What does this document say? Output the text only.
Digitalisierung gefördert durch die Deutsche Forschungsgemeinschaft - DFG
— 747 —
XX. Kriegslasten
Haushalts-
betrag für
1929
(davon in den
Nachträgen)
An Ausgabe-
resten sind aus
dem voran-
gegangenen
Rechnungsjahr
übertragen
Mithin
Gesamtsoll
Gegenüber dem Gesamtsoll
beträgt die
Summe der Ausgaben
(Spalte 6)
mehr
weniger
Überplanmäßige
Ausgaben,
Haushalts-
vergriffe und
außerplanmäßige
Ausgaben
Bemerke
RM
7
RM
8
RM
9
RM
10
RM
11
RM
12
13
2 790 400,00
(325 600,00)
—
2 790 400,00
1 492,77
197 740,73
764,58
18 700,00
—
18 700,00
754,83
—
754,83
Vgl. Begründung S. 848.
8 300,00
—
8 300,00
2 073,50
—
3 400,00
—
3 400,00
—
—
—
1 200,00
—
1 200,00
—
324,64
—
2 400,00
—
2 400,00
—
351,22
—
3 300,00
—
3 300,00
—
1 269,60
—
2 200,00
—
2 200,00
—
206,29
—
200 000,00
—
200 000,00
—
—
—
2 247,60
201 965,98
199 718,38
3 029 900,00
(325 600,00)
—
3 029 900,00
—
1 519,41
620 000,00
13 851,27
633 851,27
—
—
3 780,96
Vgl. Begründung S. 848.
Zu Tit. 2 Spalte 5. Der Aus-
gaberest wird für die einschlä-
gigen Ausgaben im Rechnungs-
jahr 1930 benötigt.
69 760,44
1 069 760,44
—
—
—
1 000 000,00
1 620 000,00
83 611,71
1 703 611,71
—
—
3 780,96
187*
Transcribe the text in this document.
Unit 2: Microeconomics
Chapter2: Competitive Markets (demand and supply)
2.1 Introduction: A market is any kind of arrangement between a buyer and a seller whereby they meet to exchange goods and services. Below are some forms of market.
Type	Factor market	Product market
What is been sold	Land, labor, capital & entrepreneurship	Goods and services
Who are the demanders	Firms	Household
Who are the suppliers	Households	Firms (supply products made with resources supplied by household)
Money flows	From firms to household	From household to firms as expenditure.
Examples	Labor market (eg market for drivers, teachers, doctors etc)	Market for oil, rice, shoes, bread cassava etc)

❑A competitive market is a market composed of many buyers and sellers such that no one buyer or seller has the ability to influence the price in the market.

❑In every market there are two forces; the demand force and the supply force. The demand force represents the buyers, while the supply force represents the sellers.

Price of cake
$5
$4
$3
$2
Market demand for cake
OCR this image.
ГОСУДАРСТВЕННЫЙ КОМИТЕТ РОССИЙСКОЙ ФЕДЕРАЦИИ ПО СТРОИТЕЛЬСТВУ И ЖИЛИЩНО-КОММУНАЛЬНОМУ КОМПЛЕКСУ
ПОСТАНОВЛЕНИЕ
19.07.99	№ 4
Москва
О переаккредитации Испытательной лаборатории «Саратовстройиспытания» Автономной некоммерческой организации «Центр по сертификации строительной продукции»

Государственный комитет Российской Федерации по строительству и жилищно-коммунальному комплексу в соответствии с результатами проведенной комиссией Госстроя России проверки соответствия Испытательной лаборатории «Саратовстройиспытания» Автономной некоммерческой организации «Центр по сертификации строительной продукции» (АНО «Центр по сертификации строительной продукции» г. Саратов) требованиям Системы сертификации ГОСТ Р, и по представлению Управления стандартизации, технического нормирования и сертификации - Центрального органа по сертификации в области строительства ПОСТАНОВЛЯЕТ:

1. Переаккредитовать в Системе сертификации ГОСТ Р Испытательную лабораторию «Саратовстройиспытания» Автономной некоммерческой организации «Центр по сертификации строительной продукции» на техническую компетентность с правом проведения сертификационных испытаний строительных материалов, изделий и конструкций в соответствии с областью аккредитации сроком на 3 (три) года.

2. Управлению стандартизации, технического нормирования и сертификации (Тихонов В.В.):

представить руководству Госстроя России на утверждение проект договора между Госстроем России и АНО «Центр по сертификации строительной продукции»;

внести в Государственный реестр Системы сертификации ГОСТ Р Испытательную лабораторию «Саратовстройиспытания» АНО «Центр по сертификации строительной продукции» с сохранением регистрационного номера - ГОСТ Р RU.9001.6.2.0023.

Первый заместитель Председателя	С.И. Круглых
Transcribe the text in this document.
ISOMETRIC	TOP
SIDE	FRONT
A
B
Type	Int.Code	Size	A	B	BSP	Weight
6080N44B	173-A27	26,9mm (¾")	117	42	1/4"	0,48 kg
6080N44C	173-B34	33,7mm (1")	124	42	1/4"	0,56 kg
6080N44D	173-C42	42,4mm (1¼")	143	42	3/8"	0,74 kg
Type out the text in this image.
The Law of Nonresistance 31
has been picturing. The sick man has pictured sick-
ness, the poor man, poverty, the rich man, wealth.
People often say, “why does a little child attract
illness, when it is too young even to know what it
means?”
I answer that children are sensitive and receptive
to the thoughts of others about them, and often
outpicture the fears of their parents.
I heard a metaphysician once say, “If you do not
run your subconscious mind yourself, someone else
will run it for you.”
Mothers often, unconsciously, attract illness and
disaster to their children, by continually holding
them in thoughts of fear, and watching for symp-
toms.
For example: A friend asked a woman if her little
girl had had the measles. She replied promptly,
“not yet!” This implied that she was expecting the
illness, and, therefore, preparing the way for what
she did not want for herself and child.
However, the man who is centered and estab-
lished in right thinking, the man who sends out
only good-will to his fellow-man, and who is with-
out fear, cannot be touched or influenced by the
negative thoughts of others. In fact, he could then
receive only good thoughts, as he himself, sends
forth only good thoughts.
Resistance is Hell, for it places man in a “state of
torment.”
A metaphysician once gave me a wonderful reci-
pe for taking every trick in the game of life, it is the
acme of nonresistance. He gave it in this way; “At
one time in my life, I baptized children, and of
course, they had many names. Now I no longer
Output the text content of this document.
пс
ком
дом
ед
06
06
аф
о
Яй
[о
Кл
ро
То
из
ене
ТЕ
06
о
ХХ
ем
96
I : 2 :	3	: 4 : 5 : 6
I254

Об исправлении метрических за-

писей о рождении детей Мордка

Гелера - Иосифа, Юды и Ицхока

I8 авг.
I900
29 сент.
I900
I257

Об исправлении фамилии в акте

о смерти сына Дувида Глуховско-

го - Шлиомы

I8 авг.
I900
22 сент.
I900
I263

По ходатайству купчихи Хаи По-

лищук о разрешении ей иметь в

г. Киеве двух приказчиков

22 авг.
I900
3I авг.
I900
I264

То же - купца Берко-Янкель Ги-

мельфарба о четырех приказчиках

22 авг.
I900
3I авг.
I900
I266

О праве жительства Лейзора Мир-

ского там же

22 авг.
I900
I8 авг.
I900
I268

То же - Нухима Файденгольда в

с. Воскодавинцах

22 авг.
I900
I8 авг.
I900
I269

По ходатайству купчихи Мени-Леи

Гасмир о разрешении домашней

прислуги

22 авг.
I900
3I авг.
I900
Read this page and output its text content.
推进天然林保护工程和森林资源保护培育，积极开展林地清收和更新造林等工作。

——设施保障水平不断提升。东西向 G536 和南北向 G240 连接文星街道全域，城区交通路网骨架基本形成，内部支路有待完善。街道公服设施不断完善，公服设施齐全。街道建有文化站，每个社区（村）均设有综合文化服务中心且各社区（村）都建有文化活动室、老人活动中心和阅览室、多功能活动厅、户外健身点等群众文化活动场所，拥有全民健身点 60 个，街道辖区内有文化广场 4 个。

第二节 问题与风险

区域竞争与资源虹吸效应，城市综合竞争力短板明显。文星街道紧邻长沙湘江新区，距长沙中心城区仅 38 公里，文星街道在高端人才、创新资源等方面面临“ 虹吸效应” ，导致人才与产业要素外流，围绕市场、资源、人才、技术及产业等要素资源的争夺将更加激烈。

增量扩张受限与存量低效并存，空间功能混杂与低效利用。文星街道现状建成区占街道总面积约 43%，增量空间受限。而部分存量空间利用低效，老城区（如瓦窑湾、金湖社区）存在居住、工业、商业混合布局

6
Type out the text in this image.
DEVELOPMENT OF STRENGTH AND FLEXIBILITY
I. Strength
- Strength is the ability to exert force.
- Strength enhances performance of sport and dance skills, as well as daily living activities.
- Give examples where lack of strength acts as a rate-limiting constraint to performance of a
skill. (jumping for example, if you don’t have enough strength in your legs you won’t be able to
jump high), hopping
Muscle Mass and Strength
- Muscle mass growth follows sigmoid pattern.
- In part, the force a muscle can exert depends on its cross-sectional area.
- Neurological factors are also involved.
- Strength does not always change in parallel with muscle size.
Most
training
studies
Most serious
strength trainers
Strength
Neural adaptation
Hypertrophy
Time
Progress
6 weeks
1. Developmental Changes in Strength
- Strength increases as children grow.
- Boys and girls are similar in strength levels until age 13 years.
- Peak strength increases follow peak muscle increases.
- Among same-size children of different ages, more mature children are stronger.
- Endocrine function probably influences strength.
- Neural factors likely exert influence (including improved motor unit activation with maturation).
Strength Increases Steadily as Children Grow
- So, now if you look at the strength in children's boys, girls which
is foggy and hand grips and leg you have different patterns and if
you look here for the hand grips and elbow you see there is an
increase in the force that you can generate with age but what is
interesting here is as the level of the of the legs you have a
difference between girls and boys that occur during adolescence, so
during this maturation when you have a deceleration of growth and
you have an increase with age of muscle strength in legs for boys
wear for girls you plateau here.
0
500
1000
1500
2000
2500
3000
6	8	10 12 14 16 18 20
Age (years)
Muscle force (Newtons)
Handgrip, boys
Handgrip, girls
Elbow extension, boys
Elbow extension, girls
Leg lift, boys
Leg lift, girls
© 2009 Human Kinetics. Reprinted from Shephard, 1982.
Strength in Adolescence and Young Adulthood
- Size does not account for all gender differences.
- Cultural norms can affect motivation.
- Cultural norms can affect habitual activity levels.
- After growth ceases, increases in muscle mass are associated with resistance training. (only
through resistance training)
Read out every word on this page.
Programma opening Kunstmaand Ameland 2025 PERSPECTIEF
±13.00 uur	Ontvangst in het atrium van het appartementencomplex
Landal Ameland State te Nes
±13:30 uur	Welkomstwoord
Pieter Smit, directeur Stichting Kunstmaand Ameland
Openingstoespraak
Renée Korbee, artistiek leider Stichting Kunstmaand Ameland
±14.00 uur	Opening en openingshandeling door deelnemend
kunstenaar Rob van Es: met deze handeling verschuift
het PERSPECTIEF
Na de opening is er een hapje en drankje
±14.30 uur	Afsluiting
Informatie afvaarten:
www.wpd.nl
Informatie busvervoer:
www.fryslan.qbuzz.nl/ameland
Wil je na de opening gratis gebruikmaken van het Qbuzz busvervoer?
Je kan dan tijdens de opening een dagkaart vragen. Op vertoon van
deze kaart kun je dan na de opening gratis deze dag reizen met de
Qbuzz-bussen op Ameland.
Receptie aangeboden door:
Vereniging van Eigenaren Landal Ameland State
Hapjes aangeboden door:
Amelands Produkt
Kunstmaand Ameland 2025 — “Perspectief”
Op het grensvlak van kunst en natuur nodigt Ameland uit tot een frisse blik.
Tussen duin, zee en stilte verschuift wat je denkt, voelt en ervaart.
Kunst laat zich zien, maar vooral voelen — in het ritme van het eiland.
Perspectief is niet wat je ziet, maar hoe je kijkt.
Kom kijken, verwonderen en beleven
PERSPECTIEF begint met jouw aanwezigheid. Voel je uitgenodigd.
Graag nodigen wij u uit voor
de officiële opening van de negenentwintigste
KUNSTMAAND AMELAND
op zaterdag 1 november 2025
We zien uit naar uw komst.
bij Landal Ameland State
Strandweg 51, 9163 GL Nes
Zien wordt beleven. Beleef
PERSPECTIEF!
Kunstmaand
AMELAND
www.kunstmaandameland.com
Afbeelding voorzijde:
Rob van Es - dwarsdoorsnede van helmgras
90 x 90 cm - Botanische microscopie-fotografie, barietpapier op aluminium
_ _ _ _
## Work to do
Leave out every line without the string "services" and copy the rest.

## Solution to the exercise
2.1 Introduction: A market is any kind of arrangement between a buyer and a seller whereby they meet to exchange goods and services. Below are some forms of market.
What is been sold	Land, labor, capital & entrepreneurship	Goods and services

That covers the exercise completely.